Problem –
Read through the data and report every line in which the word "this" occurs.

--------------------------------------------------

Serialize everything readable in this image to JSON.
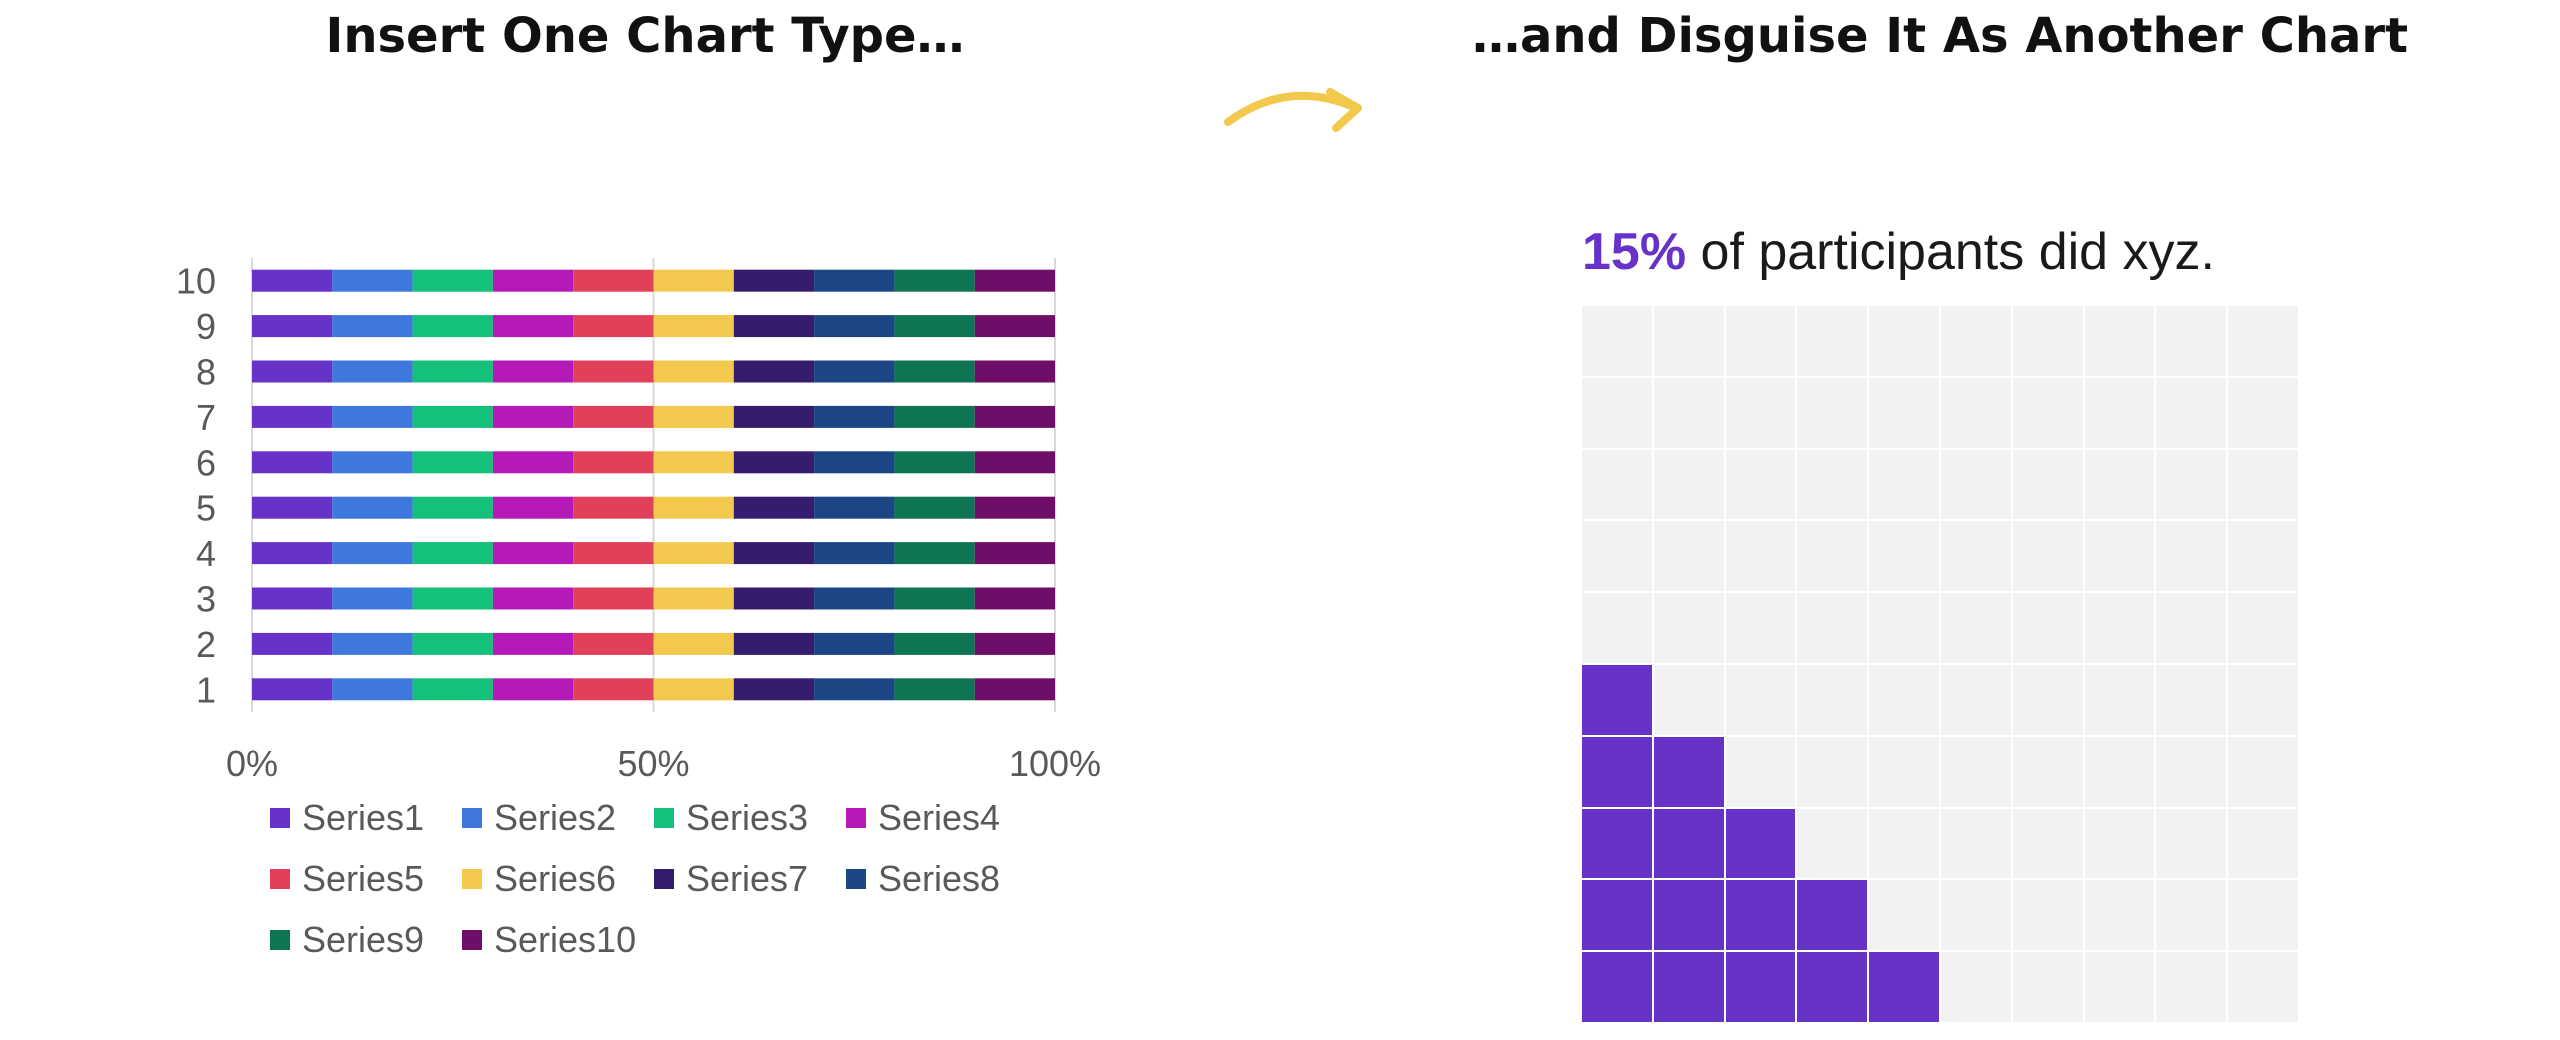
{
  "header": {
    "left_title": "Insert One Chart Type…",
    "right_title": "…and Disguise It As Another Chart"
  },
  "arrow": {
    "icon": "curved-arrow-right-icon",
    "color": "#F2C94C"
  },
  "chart_data": [
    {
      "type": "bar",
      "orientation": "horizontal",
      "stacked": "percent",
      "categories": [
        "1",
        "2",
        "3",
        "4",
        "5",
        "6",
        "7",
        "8",
        "9",
        "10"
      ],
      "series": [
        {
          "name": "Series1",
          "color": "#6632C8",
          "values": [
            1,
            1,
            1,
            1,
            1,
            1,
            1,
            1,
            1,
            1
          ]
        },
        {
          "name": "Series2",
          "color": "#3F78DD",
          "values": [
            1,
            1,
            1,
            1,
            1,
            1,
            1,
            1,
            1,
            1
          ]
        },
        {
          "name": "Series3",
          "color": "#14C07A",
          "values": [
            1,
            1,
            1,
            1,
            1,
            1,
            1,
            1,
            1,
            1
          ]
        },
        {
          "name": "Series4",
          "color": "#B51AB8",
          "values": [
            1,
            1,
            1,
            1,
            1,
            1,
            1,
            1,
            1,
            1
          ]
        },
        {
          "name": "Series5",
          "color": "#E0405A",
          "values": [
            1,
            1,
            1,
            1,
            1,
            1,
            1,
            1,
            1,
            1
          ]
        },
        {
          "name": "Series6",
          "color": "#F2C94C",
          "values": [
            1,
            1,
            1,
            1,
            1,
            1,
            1,
            1,
            1,
            1
          ]
        },
        {
          "name": "Series7",
          "color": "#361C6E",
          "values": [
            1,
            1,
            1,
            1,
            1,
            1,
            1,
            1,
            1,
            1
          ]
        },
        {
          "name": "Series8",
          "color": "#1C4585",
          "values": [
            1,
            1,
            1,
            1,
            1,
            1,
            1,
            1,
            1,
            1
          ]
        },
        {
          "name": "Series9",
          "color": "#0E7454",
          "values": [
            1,
            1,
            1,
            1,
            1,
            1,
            1,
            1,
            1,
            1
          ]
        },
        {
          "name": "Series10",
          "color": "#6E0E68",
          "values": [
            1,
            1,
            1,
            1,
            1,
            1,
            1,
            1,
            1,
            1
          ]
        }
      ],
      "xlim": [
        0,
        100
      ],
      "xticks": [
        "0%",
        "50%",
        "100%"
      ],
      "grid": true,
      "legend": "bottom"
    },
    {
      "type": "waffle",
      "rows": 10,
      "columns": 10,
      "percent_label": "15%",
      "caption_text": " of participants did xyz.",
      "filled_per_column": [
        5,
        4,
        3,
        2,
        1,
        0,
        0,
        0,
        0,
        0
      ],
      "filled_color": "#6632C8",
      "empty_color": "#F2F2F2"
    }
  ]
}
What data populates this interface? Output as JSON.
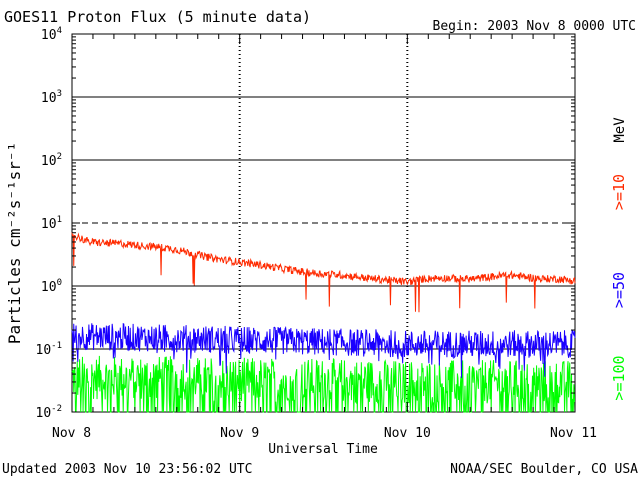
{
  "header": {
    "title": "GOES11 Proton Flux (5 minute data)",
    "begin": "Begin: 2003 Nov 8 0000 UTC"
  },
  "footer": {
    "updated": "Updated 2003 Nov 10 23:56:02 UTC",
    "credit": "NOAA/SEC Boulder, CO USA"
  },
  "colors": {
    "ge10": "#ff2a00",
    "ge50": "#1a00ff",
    "ge100": "#00ff00",
    "axis": "#000000"
  },
  "chart_data": {
    "type": "line",
    "title": "GOES11 Proton Flux (5 minute data)",
    "xlabel": "Universal Time",
    "ylabel": "Particles cm⁻²s⁻¹sr⁻¹",
    "yscale": "log",
    "ylim": [
      0.01,
      10000
    ],
    "xlim": [
      0,
      3
    ],
    "x_tick_labels": [
      "Nov 8",
      "Nov 9",
      "Nov 10",
      "Nov 11"
    ],
    "y_tick_labels": [
      {
        "base": "10",
        "exp": "-2"
      },
      {
        "base": "10",
        "exp": "-1"
      },
      {
        "base": "10",
        "exp": "0"
      },
      {
        "base": "10",
        "exp": "1"
      },
      {
        "base": "10",
        "exp": "2"
      },
      {
        "base": "10",
        "exp": "3"
      },
      {
        "base": "10",
        "exp": "4"
      }
    ],
    "reference_lines": [
      0.1,
      1,
      100,
      1000
    ],
    "dashed_reference_lines": [
      10
    ],
    "unit_label": "MeV",
    "series": [
      {
        "name": ">=10",
        "x": [
          0,
          0.05,
          0.1,
          0.2,
          0.3,
          0.4,
          0.5,
          0.6,
          0.7,
          0.8,
          0.9,
          1.0,
          1.1,
          1.2,
          1.3,
          1.4,
          1.5,
          1.6,
          1.7,
          1.8,
          1.9,
          2.0,
          2.1,
          2.2,
          2.3,
          2.4,
          2.5,
          2.6,
          2.7,
          2.8,
          2.9,
          3.0
        ],
        "values": [
          6.5,
          5.8,
          5.0,
          4.8,
          4.7,
          4.4,
          4.2,
          3.9,
          3.4,
          2.9,
          2.6,
          2.4,
          2.2,
          2.0,
          1.8,
          1.65,
          1.55,
          1.5,
          1.4,
          1.3,
          1.25,
          1.15,
          1.3,
          1.35,
          1.3,
          1.3,
          1.4,
          1.5,
          1.4,
          1.3,
          1.3,
          1.2
        ]
      },
      {
        "name": ">=50",
        "x": [
          0,
          0.5,
          1.0,
          1.5,
          2.0,
          2.5,
          3.0
        ],
        "values": [
          0.16,
          0.15,
          0.14,
          0.13,
          0.12,
          0.12,
          0.12
        ]
      },
      {
        "name": ">=100",
        "x": [
          0,
          0.5,
          1.0,
          1.5,
          2.0,
          2.5,
          3.0
        ],
        "values": [
          0.035,
          0.035,
          0.033,
          0.032,
          0.03,
          0.03,
          0.03
        ]
      }
    ]
  }
}
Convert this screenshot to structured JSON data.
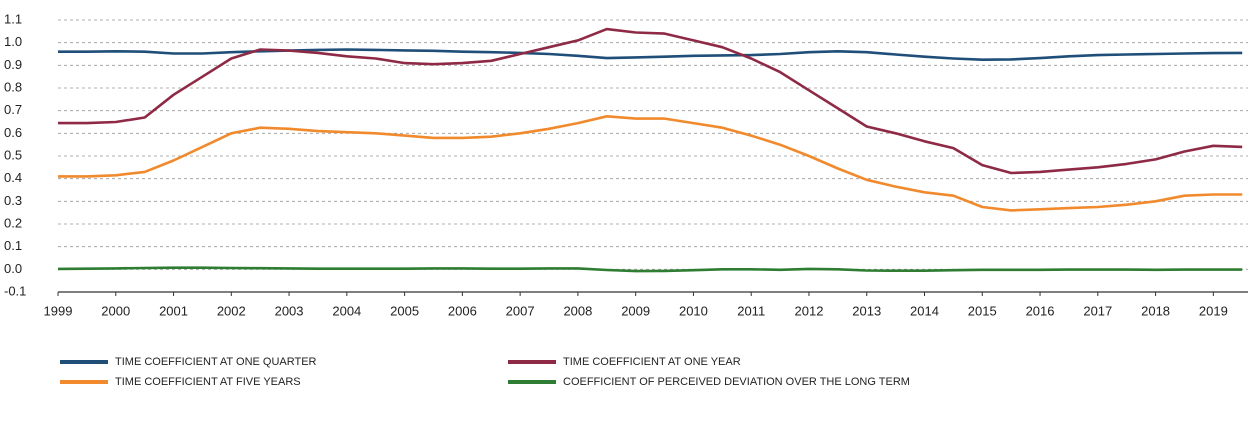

--------------------------------------------------

The completed task –
Serialize everything readable in this image to JSON.
What data populates this interface? Output as JSON.
Convert this screenshot to structured JSON data.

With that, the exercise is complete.